**SET TASK:** The listing below should be copied in full, word for word.

Figure dataset records
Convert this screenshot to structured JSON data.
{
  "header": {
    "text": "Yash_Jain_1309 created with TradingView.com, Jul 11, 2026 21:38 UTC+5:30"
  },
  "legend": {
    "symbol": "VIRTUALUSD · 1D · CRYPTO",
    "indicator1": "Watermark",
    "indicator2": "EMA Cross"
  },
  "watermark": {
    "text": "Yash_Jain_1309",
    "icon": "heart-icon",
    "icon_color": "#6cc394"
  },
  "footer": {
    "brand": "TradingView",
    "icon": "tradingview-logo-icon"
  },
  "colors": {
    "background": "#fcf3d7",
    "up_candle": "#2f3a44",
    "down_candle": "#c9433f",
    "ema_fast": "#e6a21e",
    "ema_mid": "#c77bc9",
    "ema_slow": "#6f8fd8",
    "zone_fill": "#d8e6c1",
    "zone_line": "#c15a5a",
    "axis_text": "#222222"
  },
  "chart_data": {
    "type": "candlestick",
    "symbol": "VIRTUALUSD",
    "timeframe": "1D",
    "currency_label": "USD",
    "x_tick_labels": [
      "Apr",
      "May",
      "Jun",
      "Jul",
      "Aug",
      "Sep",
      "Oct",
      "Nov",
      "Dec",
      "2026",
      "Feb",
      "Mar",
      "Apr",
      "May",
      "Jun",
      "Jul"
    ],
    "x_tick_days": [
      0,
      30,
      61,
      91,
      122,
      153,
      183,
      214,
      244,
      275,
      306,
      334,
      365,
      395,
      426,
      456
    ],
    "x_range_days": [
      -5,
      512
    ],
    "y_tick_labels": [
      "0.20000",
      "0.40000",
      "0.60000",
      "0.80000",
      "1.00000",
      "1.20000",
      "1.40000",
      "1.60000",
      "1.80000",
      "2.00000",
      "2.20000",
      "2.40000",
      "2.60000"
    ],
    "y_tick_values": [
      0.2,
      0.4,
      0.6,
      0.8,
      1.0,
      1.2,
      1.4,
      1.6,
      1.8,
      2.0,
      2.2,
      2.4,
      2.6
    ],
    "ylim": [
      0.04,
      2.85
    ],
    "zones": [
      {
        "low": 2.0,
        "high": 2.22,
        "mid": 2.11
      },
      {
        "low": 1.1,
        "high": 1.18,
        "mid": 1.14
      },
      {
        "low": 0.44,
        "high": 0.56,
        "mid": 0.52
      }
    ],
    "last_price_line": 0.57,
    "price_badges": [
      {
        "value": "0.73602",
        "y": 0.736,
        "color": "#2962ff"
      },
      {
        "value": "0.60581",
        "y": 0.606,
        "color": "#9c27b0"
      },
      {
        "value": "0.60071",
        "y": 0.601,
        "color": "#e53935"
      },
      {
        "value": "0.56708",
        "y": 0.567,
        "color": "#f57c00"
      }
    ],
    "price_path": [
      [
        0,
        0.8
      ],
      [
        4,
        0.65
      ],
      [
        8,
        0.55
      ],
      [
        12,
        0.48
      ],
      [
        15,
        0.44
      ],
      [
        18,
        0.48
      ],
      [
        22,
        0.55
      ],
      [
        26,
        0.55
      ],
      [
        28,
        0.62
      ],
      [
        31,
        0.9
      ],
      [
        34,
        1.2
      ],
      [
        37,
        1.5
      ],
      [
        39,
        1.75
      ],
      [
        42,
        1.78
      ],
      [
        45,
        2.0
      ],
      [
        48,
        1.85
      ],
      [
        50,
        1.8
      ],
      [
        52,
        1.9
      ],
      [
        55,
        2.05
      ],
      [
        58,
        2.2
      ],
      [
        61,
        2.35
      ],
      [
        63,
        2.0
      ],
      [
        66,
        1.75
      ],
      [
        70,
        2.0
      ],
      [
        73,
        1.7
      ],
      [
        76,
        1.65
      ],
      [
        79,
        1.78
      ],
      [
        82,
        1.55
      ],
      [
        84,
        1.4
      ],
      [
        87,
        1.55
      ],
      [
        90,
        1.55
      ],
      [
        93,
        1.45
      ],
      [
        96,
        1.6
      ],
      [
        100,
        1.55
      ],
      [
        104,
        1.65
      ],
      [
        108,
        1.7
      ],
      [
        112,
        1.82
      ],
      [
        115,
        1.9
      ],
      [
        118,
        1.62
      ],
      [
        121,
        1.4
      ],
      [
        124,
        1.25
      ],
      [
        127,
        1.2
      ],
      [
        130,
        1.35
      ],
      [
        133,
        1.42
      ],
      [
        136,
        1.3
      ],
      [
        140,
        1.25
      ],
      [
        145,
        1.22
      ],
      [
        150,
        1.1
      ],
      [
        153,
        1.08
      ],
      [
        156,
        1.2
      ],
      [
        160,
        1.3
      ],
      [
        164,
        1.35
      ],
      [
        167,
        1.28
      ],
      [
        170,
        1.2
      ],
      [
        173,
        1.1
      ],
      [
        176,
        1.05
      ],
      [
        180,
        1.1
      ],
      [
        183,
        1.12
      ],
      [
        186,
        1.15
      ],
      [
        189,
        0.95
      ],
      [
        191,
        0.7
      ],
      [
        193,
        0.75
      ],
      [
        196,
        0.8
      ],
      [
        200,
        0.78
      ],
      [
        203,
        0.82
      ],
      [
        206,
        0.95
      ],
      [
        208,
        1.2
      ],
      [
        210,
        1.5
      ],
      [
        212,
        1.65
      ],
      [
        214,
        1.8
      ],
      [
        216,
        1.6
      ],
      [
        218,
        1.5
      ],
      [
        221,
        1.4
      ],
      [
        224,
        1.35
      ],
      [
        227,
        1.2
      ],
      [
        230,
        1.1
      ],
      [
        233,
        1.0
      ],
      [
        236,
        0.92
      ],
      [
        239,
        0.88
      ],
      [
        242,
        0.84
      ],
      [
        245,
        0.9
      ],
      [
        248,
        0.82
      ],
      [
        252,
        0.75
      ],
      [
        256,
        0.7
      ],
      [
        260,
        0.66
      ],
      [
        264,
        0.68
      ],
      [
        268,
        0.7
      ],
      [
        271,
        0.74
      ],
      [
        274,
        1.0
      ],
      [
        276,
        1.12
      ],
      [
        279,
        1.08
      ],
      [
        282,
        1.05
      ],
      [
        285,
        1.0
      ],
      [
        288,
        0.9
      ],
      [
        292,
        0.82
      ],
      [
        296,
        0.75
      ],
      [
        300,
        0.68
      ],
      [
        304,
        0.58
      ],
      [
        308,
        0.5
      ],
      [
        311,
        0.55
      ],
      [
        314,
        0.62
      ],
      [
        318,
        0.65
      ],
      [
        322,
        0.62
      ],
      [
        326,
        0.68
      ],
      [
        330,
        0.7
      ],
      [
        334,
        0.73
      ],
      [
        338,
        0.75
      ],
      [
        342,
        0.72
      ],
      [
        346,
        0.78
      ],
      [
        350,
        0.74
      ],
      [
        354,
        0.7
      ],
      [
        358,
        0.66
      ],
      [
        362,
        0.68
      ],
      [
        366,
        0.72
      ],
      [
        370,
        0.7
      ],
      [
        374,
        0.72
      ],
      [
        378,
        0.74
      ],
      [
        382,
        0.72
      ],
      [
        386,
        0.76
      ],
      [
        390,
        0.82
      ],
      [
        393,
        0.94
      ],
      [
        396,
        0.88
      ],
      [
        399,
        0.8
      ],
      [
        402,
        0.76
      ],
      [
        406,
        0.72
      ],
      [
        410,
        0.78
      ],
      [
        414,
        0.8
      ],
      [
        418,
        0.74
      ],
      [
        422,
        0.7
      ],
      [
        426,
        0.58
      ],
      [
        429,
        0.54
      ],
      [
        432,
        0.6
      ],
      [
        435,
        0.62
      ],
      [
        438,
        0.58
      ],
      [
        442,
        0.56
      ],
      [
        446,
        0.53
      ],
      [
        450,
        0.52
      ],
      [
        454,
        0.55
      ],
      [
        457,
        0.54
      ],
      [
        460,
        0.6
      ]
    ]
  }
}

**EXERCISE SOLUTION:**
Convert this screenshot to structured JSON data.
{
  "header": {
    "text": "Yash_Jain_1309 created with TradingView.com, Jul 11, 2026 21:38 UTC+5:30"
  },
  "legend": {
    "symbol": "VIRTUALUSD · 1D · CRYPTO",
    "indicator1": "Watermark",
    "indicator2": "EMA Cross"
  },
  "watermark": {
    "text": "Yash_Jain_1309",
    "icon": "heart-icon",
    "icon_color": "#6cc394"
  },
  "footer": {
    "brand": "TradingView",
    "icon": "tradingview-logo-icon"
  },
  "colors": {
    "background": "#fcf3d7",
    "up_candle": "#2f3a44",
    "down_candle": "#c9433f",
    "ema_fast": "#e6a21e",
    "ema_mid": "#c77bc9",
    "ema_slow": "#6f8fd8",
    "zone_fill": "#d8e6c1",
    "zone_line": "#c15a5a",
    "axis_text": "#222222"
  },
  "chart_data": {
    "type": "candlestick",
    "symbol": "VIRTUALUSD",
    "timeframe": "1D",
    "currency_label": "USD",
    "x_tick_labels": [
      "Apr",
      "May",
      "Jun",
      "Jul",
      "Aug",
      "Sep",
      "Oct",
      "Nov",
      "Dec",
      "2026",
      "Feb",
      "Mar",
      "Apr",
      "May",
      "Jun",
      "Jul"
    ],
    "x_tick_days": [
      0,
      30,
      61,
      91,
      122,
      153,
      183,
      214,
      244,
      275,
      306,
      334,
      365,
      395,
      426,
      456
    ],
    "x_range_days": [
      -5,
      512
    ],
    "y_tick_labels": [
      "0.20000",
      "0.40000",
      "0.60000",
      "0.80000",
      "1.00000",
      "1.20000",
      "1.40000",
      "1.60000",
      "1.80000",
      "2.00000",
      "2.20000",
      "2.40000",
      "2.60000"
    ],
    "y_tick_values": [
      0.2,
      0.4,
      0.6,
      0.8,
      1.0,
      1.2,
      1.4,
      1.6,
      1.8,
      2.0,
      2.2,
      2.4,
      2.6
    ],
    "ylim": [
      0.04,
      2.85
    ],
    "zones": [
      {
        "low": 2.0,
        "high": 2.22,
        "mid": 2.11
      },
      {
        "low": 1.1,
        "high": 1.18,
        "mid": 1.14
      },
      {
        "low": 0.44,
        "high": 0.56,
        "mid": 0.52
      }
    ],
    "last_price_line": 0.57,
    "price_badges": [
      {
        "value": "0.73602",
        "y": 0.736,
        "color": "#2962ff"
      },
      {
        "value": "0.60581",
        "y": 0.606,
        "color": "#9c27b0"
      },
      {
        "value": "0.60071",
        "y": 0.601,
        "color": "#e53935"
      },
      {
        "value": "0.56708",
        "y": 0.567,
        "color": "#f57c00"
      }
    ],
    "price_path": [
      [
        0,
        0.8
      ],
      [
        4,
        0.65
      ],
      [
        8,
        0.55
      ],
      [
        12,
        0.48
      ],
      [
        15,
        0.44
      ],
      [
        18,
        0.48
      ],
      [
        22,
        0.55
      ],
      [
        26,
        0.55
      ],
      [
        28,
        0.62
      ],
      [
        31,
        0.9
      ],
      [
        34,
        1.2
      ],
      [
        37,
        1.5
      ],
      [
        39,
        1.75
      ],
      [
        42,
        1.78
      ],
      [
        45,
        2.0
      ],
      [
        48,
        1.85
      ],
      [
        50,
        1.8
      ],
      [
        52,
        1.9
      ],
      [
        55,
        2.05
      ],
      [
        58,
        2.2
      ],
      [
        61,
        2.35
      ],
      [
        63,
        2.0
      ],
      [
        66,
        1.75
      ],
      [
        70,
        2.0
      ],
      [
        73,
        1.7
      ],
      [
        76,
        1.65
      ],
      [
        79,
        1.78
      ],
      [
        82,
        1.55
      ],
      [
        84,
        1.4
      ],
      [
        87,
        1.55
      ],
      [
        90,
        1.55
      ],
      [
        93,
        1.45
      ],
      [
        96,
        1.6
      ],
      [
        100,
        1.55
      ],
      [
        104,
        1.65
      ],
      [
        108,
        1.7
      ],
      [
        112,
        1.82
      ],
      [
        115,
        1.9
      ],
      [
        118,
        1.62
      ],
      [
        121,
        1.4
      ],
      [
        124,
        1.25
      ],
      [
        127,
        1.2
      ],
      [
        130,
        1.35
      ],
      [
        133,
        1.42
      ],
      [
        136,
        1.3
      ],
      [
        140,
        1.25
      ],
      [
        145,
        1.22
      ],
      [
        150,
        1.1
      ],
      [
        153,
        1.08
      ],
      [
        156,
        1.2
      ],
      [
        160,
        1.3
      ],
      [
        164,
        1.35
      ],
      [
        167,
        1.28
      ],
      [
        170,
        1.2
      ],
      [
        173,
        1.1
      ],
      [
        176,
        1.05
      ],
      [
        180,
        1.1
      ],
      [
        183,
        1.12
      ],
      [
        186,
        1.15
      ],
      [
        189,
        0.95
      ],
      [
        191,
        0.7
      ],
      [
        193,
        0.75
      ],
      [
        196,
        0.8
      ],
      [
        200,
        0.78
      ],
      [
        203,
        0.82
      ],
      [
        206,
        0.95
      ],
      [
        208,
        1.2
      ],
      [
        210,
        1.5
      ],
      [
        212,
        1.65
      ],
      [
        214,
        1.8
      ],
      [
        216,
        1.6
      ],
      [
        218,
        1.5
      ],
      [
        221,
        1.4
      ],
      [
        224,
        1.35
      ],
      [
        227,
        1.2
      ],
      [
        230,
        1.1
      ],
      [
        233,
        1.0
      ],
      [
        236,
        0.92
      ],
      [
        239,
        0.88
      ],
      [
        242,
        0.84
      ],
      [
        245,
        0.9
      ],
      [
        248,
        0.82
      ],
      [
        252,
        0.75
      ],
      [
        256,
        0.7
      ],
      [
        260,
        0.66
      ],
      [
        264,
        0.68
      ],
      [
        268,
        0.7
      ],
      [
        271,
        0.74
      ],
      [
        274,
        1.0
      ],
      [
        276,
        1.12
      ],
      [
        279,
        1.08
      ],
      [
        282,
        1.05
      ],
      [
        285,
        1.0
      ],
      [
        288,
        0.9
      ],
      [
        292,
        0.82
      ],
      [
        296,
        0.75
      ],
      [
        300,
        0.68
      ],
      [
        304,
        0.58
      ],
      [
        308,
        0.5
      ],
      [
        311,
        0.55
      ],
      [
        314,
        0.62
      ],
      [
        318,
        0.65
      ],
      [
        322,
        0.62
      ],
      [
        326,
        0.68
      ],
      [
        330,
        0.7
      ],
      [
        334,
        0.73
      ],
      [
        338,
        0.75
      ],
      [
        342,
        0.72
      ],
      [
        346,
        0.78
      ],
      [
        350,
        0.74
      ],
      [
        354,
        0.7
      ],
      [
        358,
        0.66
      ],
      [
        362,
        0.68
      ],
      [
        366,
        0.72
      ],
      [
        370,
        0.7
      ],
      [
        374,
        0.72
      ],
      [
        378,
        0.74
      ],
      [
        382,
        0.72
      ],
      [
        386,
        0.76
      ],
      [
        390,
        0.82
      ],
      [
        393,
        0.94
      ],
      [
        396,
        0.88
      ],
      [
        399,
        0.8
      ],
      [
        402,
        0.76
      ],
      [
        406,
        0.72
      ],
      [
        410,
        0.78
      ],
      [
        414,
        0.8
      ],
      [
        418,
        0.74
      ],
      [
        422,
        0.7
      ],
      [
        426,
        0.58
      ],
      [
        429,
        0.54
      ],
      [
        432,
        0.6
      ],
      [
        435,
        0.62
      ],
      [
        438,
        0.58
      ],
      [
        442,
        0.56
      ],
      [
        446,
        0.53
      ],
      [
        450,
        0.52
      ],
      [
        454,
        0.55
      ],
      [
        457,
        0.54
      ],
      [
        460,
        0.6
      ]
    ]
  }
}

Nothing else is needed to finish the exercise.